=== YOUR INSTRUCTIONS ===
Gather every line of the entries that includes the word "Wendy".

=== DATASET ROWS ===
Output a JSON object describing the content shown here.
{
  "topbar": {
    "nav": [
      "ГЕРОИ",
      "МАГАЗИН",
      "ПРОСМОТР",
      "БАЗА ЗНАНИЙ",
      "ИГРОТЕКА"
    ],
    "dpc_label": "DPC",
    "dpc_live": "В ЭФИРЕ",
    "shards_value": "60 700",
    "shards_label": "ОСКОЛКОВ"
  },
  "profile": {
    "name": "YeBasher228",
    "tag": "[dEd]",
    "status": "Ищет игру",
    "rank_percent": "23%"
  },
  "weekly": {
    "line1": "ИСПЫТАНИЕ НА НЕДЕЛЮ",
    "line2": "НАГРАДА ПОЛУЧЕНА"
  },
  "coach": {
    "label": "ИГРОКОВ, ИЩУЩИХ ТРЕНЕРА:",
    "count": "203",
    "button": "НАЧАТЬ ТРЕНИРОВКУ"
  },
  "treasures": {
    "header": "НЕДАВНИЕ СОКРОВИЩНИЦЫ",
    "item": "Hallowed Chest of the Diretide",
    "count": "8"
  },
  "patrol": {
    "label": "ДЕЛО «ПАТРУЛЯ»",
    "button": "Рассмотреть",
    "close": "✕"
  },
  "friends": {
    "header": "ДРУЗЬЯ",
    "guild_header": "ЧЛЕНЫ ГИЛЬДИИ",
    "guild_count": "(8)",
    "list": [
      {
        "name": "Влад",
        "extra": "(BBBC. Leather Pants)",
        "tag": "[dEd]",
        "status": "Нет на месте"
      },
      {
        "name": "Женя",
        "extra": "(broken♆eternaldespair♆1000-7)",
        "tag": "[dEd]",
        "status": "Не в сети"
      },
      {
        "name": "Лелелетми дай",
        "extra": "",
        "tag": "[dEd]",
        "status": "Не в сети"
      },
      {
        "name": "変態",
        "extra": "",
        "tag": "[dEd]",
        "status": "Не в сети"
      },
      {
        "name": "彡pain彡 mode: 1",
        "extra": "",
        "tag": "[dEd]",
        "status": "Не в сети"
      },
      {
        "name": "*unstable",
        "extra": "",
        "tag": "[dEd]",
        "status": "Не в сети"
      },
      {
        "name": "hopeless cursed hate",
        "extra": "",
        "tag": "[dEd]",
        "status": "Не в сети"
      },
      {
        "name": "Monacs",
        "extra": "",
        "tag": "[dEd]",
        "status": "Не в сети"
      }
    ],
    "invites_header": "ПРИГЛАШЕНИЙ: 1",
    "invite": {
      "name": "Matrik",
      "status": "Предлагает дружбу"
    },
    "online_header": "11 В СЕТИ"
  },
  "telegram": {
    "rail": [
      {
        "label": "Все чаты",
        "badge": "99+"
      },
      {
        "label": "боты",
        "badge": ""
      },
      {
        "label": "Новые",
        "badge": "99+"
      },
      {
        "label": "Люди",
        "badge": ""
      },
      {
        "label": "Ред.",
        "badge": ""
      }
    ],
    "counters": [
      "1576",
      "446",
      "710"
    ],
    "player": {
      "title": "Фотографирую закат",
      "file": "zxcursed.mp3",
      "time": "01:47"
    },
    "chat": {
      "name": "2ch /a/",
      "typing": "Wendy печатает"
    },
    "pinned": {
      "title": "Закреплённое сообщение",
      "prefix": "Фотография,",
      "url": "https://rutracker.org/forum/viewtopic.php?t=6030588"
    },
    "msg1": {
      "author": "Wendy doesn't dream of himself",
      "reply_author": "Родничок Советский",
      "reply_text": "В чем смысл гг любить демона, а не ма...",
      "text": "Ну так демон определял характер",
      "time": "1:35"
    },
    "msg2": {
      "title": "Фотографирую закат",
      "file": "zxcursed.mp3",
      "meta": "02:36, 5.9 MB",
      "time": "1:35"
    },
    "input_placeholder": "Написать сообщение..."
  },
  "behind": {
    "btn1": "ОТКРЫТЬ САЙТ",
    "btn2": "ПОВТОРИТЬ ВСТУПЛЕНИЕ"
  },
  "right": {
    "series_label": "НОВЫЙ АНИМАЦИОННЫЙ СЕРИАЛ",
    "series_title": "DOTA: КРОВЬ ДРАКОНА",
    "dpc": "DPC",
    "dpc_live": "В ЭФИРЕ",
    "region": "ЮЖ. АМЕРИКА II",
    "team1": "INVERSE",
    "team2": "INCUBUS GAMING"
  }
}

=== CORRECT ANSWER ===
      "typing": "Wendy печатает"
      "author": "Wendy doesn't dream of himself",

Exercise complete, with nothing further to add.